* _WHAT THE TASK REQUIRES_
Extract all of the data and reproduce it precisely.
------ ENTRIES ------
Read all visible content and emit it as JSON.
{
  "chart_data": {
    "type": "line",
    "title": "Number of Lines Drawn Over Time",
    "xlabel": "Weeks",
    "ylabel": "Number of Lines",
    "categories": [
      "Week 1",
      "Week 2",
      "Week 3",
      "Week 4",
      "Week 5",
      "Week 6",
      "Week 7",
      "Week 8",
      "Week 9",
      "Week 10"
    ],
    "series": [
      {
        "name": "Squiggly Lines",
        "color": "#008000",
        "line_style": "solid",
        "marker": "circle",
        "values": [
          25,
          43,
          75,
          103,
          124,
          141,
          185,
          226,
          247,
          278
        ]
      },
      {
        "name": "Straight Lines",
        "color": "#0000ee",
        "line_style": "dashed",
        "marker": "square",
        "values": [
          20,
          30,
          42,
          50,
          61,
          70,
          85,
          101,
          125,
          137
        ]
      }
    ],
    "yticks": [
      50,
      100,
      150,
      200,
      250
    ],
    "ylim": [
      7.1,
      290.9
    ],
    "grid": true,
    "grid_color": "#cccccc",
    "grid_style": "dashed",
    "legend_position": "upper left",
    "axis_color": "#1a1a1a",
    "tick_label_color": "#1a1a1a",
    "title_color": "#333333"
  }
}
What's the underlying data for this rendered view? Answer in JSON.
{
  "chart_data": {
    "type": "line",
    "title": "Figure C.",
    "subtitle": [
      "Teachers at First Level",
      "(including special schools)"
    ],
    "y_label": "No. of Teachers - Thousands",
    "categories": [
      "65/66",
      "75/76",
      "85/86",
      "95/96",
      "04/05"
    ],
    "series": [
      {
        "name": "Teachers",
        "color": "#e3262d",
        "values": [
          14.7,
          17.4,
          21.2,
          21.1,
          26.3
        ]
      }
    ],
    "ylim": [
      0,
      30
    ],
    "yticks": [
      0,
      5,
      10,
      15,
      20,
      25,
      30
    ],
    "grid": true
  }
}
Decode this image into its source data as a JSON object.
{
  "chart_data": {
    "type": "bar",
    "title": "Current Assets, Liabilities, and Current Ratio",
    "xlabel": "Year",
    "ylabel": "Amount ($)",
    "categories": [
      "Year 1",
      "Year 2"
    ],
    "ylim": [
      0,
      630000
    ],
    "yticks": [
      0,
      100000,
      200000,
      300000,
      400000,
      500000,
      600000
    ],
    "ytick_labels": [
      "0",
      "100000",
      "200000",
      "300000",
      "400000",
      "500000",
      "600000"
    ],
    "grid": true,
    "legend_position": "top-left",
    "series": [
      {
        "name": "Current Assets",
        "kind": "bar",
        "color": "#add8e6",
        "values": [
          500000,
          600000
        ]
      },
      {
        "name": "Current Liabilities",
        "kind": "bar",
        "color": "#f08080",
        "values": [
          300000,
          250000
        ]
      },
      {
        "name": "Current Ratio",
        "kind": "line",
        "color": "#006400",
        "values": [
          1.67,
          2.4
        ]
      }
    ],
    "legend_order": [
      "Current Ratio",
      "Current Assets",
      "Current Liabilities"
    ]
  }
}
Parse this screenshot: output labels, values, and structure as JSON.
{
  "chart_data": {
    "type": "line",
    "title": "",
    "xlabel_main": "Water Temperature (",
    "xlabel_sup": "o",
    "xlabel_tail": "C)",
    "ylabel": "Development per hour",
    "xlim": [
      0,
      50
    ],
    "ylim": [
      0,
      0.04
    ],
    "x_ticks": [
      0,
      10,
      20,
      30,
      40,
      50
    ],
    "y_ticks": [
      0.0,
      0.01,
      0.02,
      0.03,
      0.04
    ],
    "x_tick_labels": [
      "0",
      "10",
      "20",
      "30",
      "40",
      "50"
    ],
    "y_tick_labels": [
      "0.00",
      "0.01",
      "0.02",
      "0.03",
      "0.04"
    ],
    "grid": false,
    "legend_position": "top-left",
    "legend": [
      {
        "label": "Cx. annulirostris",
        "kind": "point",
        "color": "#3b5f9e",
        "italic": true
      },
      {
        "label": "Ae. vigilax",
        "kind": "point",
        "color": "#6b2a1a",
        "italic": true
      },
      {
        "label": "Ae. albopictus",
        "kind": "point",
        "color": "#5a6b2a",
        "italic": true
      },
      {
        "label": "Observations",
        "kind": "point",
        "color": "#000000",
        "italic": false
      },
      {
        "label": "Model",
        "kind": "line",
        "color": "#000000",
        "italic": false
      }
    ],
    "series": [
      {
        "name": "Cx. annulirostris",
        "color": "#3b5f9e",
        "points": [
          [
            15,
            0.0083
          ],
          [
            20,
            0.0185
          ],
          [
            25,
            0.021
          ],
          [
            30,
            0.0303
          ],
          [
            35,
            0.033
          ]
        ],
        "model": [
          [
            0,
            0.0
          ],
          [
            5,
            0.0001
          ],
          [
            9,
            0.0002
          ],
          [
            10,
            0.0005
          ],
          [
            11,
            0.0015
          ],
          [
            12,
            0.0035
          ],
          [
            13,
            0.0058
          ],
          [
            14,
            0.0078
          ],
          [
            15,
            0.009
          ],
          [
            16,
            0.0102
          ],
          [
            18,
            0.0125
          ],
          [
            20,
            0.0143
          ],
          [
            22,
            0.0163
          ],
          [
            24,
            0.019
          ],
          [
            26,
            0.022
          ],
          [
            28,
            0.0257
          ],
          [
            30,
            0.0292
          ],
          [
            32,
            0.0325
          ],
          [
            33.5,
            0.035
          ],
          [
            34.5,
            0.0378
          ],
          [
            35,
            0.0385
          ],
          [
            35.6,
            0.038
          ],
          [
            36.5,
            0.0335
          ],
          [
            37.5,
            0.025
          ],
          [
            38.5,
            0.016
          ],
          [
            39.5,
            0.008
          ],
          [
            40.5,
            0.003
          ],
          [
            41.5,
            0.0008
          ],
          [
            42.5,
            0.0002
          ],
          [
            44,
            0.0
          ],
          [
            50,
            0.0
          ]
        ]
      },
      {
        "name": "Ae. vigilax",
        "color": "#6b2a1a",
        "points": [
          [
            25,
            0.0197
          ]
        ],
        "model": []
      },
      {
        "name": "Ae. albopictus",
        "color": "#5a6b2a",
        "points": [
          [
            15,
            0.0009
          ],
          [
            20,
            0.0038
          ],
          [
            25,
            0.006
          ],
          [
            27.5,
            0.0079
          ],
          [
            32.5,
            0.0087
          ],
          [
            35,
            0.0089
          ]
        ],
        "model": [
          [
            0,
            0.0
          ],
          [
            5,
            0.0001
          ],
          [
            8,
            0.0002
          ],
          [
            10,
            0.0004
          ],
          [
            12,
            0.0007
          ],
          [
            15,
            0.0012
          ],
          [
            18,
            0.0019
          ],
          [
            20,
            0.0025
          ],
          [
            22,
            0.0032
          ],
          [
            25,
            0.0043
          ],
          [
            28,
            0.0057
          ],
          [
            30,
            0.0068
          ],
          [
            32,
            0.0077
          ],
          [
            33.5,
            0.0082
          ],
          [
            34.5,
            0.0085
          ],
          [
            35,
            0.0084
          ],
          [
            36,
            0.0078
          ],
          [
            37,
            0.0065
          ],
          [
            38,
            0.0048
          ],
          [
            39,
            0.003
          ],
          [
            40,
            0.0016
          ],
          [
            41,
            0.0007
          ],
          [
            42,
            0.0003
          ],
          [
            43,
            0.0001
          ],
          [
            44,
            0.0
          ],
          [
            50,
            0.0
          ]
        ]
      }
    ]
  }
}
------
* _ANSWER TO THE EXERCISE_
Read all visible content and emit it as JSON.
{
  "chart_data": {
    "type": "line",
    "title": "Number of Lines Drawn Over Time",
    "xlabel": "Weeks",
    "ylabel": "Number of Lines",
    "categories": [
      "Week 1",
      "Week 2",
      "Week 3",
      "Week 4",
      "Week 5",
      "Week 6",
      "Week 7",
      "Week 8",
      "Week 9",
      "Week 10"
    ],
    "series": [
      {
        "name": "Squiggly Lines",
        "color": "#008000",
        "line_style": "solid",
        "marker": "circle",
        "values": [
          25,
          43,
          75,
          103,
          124,
          141,
          185,
          226,
          247,
          278
        ]
      },
      {
        "name": "Straight Lines",
        "color": "#0000ee",
        "line_style": "dashed",
        "marker": "square",
        "values": [
          20,
          30,
          42,
          50,
          61,
          70,
          85,
          101,
          125,
          137
        ]
      }
    ],
    "yticks": [
      50,
      100,
      150,
      200,
      250
    ],
    "ylim": [
      7.1,
      290.9
    ],
    "grid": true,
    "grid_color": "#cccccc",
    "grid_style": "dashed",
    "legend_position": "upper left",
    "axis_color": "#1a1a1a",
    "tick_label_color": "#1a1a1a",
    "title_color": "#333333"
  }
}
What's the underlying data for this rendered view? Answer in JSON.
{
  "chart_data": {
    "type": "line",
    "title": "Figure C.",
    "subtitle": [
      "Teachers at First Level",
      "(including special schools)"
    ],
    "y_label": "No. of Teachers - Thousands",
    "categories": [
      "65/66",
      "75/76",
      "85/86",
      "95/96",
      "04/05"
    ],
    "series": [
      {
        "name": "Teachers",
        "color": "#e3262d",
        "values": [
          14.7,
          17.4,
          21.2,
          21.1,
          26.3
        ]
      }
    ],
    "ylim": [
      0,
      30
    ],
    "yticks": [
      0,
      5,
      10,
      15,
      20,
      25,
      30
    ],
    "grid": true
  }
}
Decode this image into its source data as a JSON object.
{
  "chart_data": {
    "type": "bar",
    "title": "Current Assets, Liabilities, and Current Ratio",
    "xlabel": "Year",
    "ylabel": "Amount ($)",
    "categories": [
      "Year 1",
      "Year 2"
    ],
    "ylim": [
      0,
      630000
    ],
    "yticks": [
      0,
      100000,
      200000,
      300000,
      400000,
      500000,
      600000
    ],
    "ytick_labels": [
      "0",
      "100000",
      "200000",
      "300000",
      "400000",
      "500000",
      "600000"
    ],
    "grid": true,
    "legend_position": "top-left",
    "series": [
      {
        "name": "Current Assets",
        "kind": "bar",
        "color": "#add8e6",
        "values": [
          500000,
          600000
        ]
      },
      {
        "name": "Current Liabilities",
        "kind": "bar",
        "color": "#f08080",
        "values": [
          300000,
          250000
        ]
      },
      {
        "name": "Current Ratio",
        "kind": "line",
        "color": "#006400",
        "values": [
          1.67,
          2.4
        ]
      }
    ],
    "legend_order": [
      "Current Ratio",
      "Current Assets",
      "Current Liabilities"
    ]
  }
}
Parse this screenshot: output labels, values, and structure as JSON.
{
  "chart_data": {
    "type": "line",
    "title": "",
    "xlabel_main": "Water Temperature (",
    "xlabel_sup": "o",
    "xlabel_tail": "C)",
    "ylabel": "Development per hour",
    "xlim": [
      0,
      50
    ],
    "ylim": [
      0,
      0.04
    ],
    "x_ticks": [
      0,
      10,
      20,
      30,
      40,
      50
    ],
    "y_ticks": [
      0.0,
      0.01,
      0.02,
      0.03,
      0.04
    ],
    "x_tick_labels": [
      "0",
      "10",
      "20",
      "30",
      "40",
      "50"
    ],
    "y_tick_labels": [
      "0.00",
      "0.01",
      "0.02",
      "0.03",
      "0.04"
    ],
    "grid": false,
    "legend_position": "top-left",
    "legend": [
      {
        "label": "Cx. annulirostris",
        "kind": "point",
        "color": "#3b5f9e",
        "italic": true
      },
      {
        "label": "Ae. vigilax",
        "kind": "point",
        "color": "#6b2a1a",
        "italic": true
      },
      {
        "label": "Ae. albopictus",
        "kind": "point",
        "color": "#5a6b2a",
        "italic": true
      },
      {
        "label": "Observations",
        "kind": "point",
        "color": "#000000",
        "italic": false
      },
      {
        "label": "Model",
        "kind": "line",
        "color": "#000000",
        "italic": false
      }
    ],
    "series": [
      {
        "name": "Cx. annulirostris",
        "color": "#3b5f9e",
        "points": [
          [
            15,
            0.0083
          ],
          [
            20,
            0.0185
          ],
          [
            25,
            0.021
          ],
          [
            30,
            0.0303
          ],
          [
            35,
            0.033
          ]
        ],
        "model": [
          [
            0,
            0.0
          ],
          [
            5,
            0.0001
          ],
          [
            9,
            0.0002
          ],
          [
            10,
            0.0005
          ],
          [
            11,
            0.0015
          ],
          [
            12,
            0.0035
          ],
          [
            13,
            0.0058
          ],
          [
            14,
            0.0078
          ],
          [
            15,
            0.009
          ],
          [
            16,
            0.0102
          ],
          [
            18,
            0.0125
          ],
          [
            20,
            0.0143
          ],
          [
            22,
            0.0163
          ],
          [
            24,
            0.019
          ],
          [
            26,
            0.022
          ],
          [
            28,
            0.0257
          ],
          [
            30,
            0.0292
          ],
          [
            32,
            0.0325
          ],
          [
            33.5,
            0.035
          ],
          [
            34.5,
            0.0378
          ],
          [
            35,
            0.0385
          ],
          [
            35.6,
            0.038
          ],
          [
            36.5,
            0.0335
          ],
          [
            37.5,
            0.025
          ],
          [
            38.5,
            0.016
          ],
          [
            39.5,
            0.008
          ],
          [
            40.5,
            0.003
          ],
          [
            41.5,
            0.0008
          ],
          [
            42.5,
            0.0002
          ],
          [
            44,
            0.0
          ],
          [
            50,
            0.0
          ]
        ]
      },
      {
        "name": "Ae. vigilax",
        "color": "#6b2a1a",
        "points": [
          [
            25,
            0.0197
          ]
        ],
        "model": []
      },
      {
        "name": "Ae. albopictus",
        "color": "#5a6b2a",
        "points": [
          [
            15,
            0.0009
          ],
          [
            20,
            0.0038
          ],
          [
            25,
            0.006
          ],
          [
            27.5,
            0.0079
          ],
          [
            32.5,
            0.0087
          ],
          [
            35,
            0.0089
          ]
        ],
        "model": [
          [
            0,
            0.0
          ],
          [
            5,
            0.0001
          ],
          [
            8,
            0.0002
          ],
          [
            10,
            0.0004
          ],
          [
            12,
            0.0007
          ],
          [
            15,
            0.0012
          ],
          [
            18,
            0.0019
          ],
          [
            20,
            0.0025
          ],
          [
            22,
            0.0032
          ],
          [
            25,
            0.0043
          ],
          [
            28,
            0.0057
          ],
          [
            30,
            0.0068
          ],
          [
            32,
            0.0077
          ],
          [
            33.5,
            0.0082
          ],
          [
            34.5,
            0.0085
          ],
          [
            35,
            0.0084
          ],
          [
            36,
            0.0078
          ],
          [
            37,
            0.0065
          ],
          [
            38,
            0.0048
          ],
          [
            39,
            0.003
          ],
          [
            40,
            0.0016
          ],
          [
            41,
            0.0007
          ],
          [
            42,
            0.0003
          ],
          [
            43,
            0.0001
          ],
          [
            44,
            0.0
          ],
          [
            50,
            0.0
          ]
        ]
      }
    ]
  }
}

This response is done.